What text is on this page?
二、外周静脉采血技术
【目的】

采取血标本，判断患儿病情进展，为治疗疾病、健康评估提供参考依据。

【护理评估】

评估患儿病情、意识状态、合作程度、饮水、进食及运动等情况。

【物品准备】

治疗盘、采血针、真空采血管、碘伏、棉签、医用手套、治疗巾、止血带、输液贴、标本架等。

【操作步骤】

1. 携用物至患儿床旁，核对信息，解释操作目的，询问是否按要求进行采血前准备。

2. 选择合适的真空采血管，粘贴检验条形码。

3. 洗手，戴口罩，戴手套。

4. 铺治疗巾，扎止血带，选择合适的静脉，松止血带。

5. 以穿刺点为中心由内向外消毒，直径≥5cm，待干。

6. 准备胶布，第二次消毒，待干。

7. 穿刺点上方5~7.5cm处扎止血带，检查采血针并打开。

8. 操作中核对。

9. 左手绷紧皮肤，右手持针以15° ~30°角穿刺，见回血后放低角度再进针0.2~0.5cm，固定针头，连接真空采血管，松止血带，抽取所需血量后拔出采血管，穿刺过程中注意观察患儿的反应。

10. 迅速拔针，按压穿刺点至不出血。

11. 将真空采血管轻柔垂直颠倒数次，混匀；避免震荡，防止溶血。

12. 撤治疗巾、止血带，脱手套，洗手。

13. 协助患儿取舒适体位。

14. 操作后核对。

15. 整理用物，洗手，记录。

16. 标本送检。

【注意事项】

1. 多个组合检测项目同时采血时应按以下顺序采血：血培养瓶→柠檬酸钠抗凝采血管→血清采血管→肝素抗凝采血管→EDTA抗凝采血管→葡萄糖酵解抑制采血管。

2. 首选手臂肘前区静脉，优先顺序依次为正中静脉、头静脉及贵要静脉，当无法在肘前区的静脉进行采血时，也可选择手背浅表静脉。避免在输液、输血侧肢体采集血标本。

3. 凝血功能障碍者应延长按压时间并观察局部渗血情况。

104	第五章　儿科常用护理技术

==

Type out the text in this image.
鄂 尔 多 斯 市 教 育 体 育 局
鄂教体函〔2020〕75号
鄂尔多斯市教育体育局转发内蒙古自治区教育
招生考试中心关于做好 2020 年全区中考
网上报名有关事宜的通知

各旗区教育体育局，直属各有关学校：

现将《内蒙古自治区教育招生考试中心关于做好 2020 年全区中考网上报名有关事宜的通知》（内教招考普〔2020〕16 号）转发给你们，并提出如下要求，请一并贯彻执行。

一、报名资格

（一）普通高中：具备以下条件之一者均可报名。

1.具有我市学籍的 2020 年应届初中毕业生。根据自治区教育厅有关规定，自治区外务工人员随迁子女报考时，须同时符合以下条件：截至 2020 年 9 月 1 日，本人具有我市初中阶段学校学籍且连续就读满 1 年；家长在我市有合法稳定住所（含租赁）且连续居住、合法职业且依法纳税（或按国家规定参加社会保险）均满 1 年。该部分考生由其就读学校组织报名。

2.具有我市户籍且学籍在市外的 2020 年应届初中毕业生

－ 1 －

==

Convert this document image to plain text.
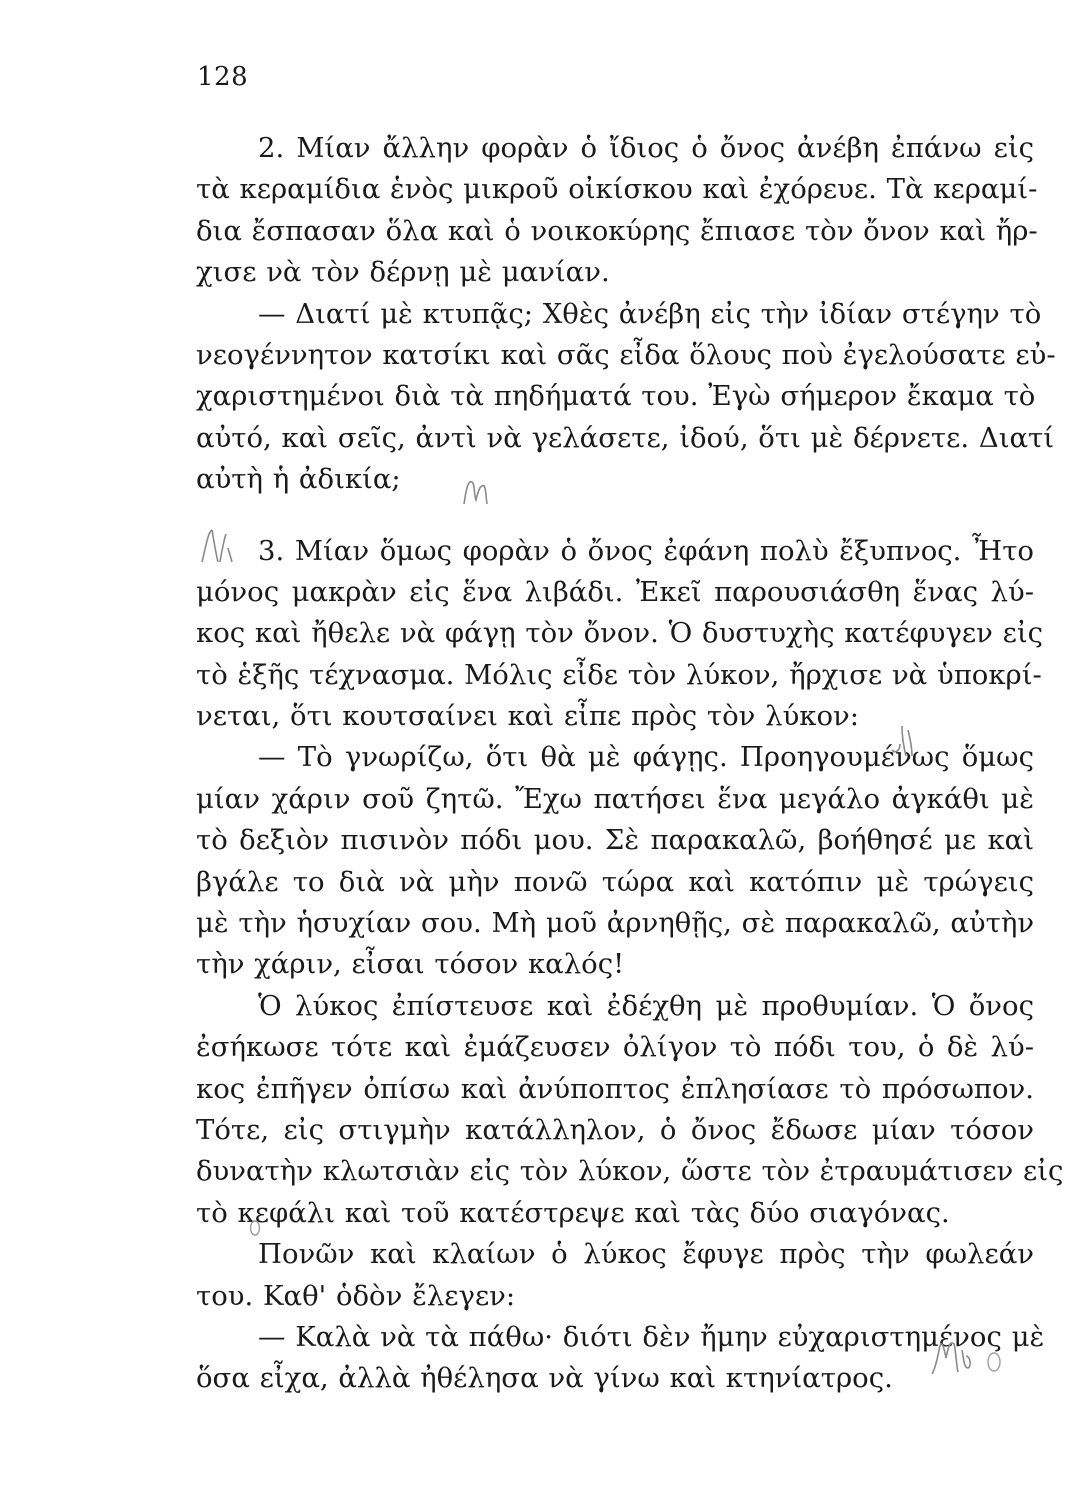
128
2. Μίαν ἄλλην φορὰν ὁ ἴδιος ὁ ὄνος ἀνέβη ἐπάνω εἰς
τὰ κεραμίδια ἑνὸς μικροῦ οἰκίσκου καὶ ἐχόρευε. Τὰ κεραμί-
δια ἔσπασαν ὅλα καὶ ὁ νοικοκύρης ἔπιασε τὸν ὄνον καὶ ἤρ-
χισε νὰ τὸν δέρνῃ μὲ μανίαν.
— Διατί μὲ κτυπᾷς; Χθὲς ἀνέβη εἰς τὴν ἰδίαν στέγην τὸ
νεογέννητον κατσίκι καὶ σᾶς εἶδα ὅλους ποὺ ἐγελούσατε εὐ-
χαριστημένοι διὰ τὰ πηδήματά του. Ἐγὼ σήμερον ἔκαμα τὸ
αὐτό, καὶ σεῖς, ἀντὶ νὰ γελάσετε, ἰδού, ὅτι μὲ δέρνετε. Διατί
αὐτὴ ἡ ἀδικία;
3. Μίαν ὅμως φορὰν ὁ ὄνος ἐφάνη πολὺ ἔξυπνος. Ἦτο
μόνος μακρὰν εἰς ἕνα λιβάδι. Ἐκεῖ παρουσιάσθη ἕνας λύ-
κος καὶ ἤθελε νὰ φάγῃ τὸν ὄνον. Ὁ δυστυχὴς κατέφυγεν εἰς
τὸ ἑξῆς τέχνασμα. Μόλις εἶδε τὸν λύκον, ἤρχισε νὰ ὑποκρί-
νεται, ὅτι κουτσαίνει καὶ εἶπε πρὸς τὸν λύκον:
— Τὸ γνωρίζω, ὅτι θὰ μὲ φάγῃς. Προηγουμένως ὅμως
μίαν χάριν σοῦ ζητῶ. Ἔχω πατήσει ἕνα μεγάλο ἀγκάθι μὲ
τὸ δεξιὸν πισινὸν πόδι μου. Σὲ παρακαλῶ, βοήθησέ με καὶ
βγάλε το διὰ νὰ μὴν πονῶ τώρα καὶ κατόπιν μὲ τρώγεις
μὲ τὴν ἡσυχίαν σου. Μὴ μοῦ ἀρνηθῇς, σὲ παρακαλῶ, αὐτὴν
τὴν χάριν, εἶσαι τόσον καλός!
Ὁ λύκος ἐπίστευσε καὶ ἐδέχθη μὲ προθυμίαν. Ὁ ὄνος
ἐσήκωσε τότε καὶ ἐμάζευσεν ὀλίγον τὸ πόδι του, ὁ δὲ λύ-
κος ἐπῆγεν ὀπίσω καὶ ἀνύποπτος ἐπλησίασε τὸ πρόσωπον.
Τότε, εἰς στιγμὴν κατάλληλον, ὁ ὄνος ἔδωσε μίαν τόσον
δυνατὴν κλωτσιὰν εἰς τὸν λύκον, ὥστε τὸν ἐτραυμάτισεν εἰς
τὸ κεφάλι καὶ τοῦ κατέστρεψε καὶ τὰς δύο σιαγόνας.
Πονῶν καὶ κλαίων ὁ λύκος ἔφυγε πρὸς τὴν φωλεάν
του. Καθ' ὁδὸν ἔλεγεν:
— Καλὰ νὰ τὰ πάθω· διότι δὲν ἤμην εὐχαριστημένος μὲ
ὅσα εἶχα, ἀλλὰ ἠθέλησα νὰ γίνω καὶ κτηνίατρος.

:: Set task ::
Return the lines of the records that include the string "πρὸς".

:: Output ::
νεται, ὅτι κουτσαίνει καὶ εἶπε πρὸς τὸν λύκον:
Πονῶν καὶ κλαίων ὁ λύκος ἔφυγε πρὸς τὴν φωλεάν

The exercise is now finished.